**SET PROBLEM**
Will you write out all the entries below exactly?

=== DATA RECORDS ===

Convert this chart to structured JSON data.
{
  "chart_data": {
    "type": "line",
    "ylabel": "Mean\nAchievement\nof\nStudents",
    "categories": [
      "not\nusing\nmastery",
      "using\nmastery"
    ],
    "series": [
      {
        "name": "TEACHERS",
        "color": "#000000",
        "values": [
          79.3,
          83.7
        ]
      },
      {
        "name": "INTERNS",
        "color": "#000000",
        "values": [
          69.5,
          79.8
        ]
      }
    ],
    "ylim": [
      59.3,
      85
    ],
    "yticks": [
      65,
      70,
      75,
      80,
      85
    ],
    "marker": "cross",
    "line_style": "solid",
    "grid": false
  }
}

===

**RESULT OF THIS TASK**
Convert this chart to structured JSON data.
{
  "chart_data": {
    "type": "line",
    "ylabel": "Mean\nAchievement\nof\nStudents",
    "categories": [
      "not\nusing\nmastery",
      "using\nmastery"
    ],
    "series": [
      {
        "name": "TEACHERS",
        "color": "#000000",
        "values": [
          79.3,
          83.7
        ]
      },
      {
        "name": "INTERNS",
        "color": "#000000",
        "values": [
          69.5,
          79.8
        ]
      }
    ],
    "ylim": [
      59.3,
      85
    ],
    "yticks": [
      65,
      70,
      75,
      80,
      85
    ],
    "marker": "cross",
    "line_style": "solid",
    "grid": false
  }
}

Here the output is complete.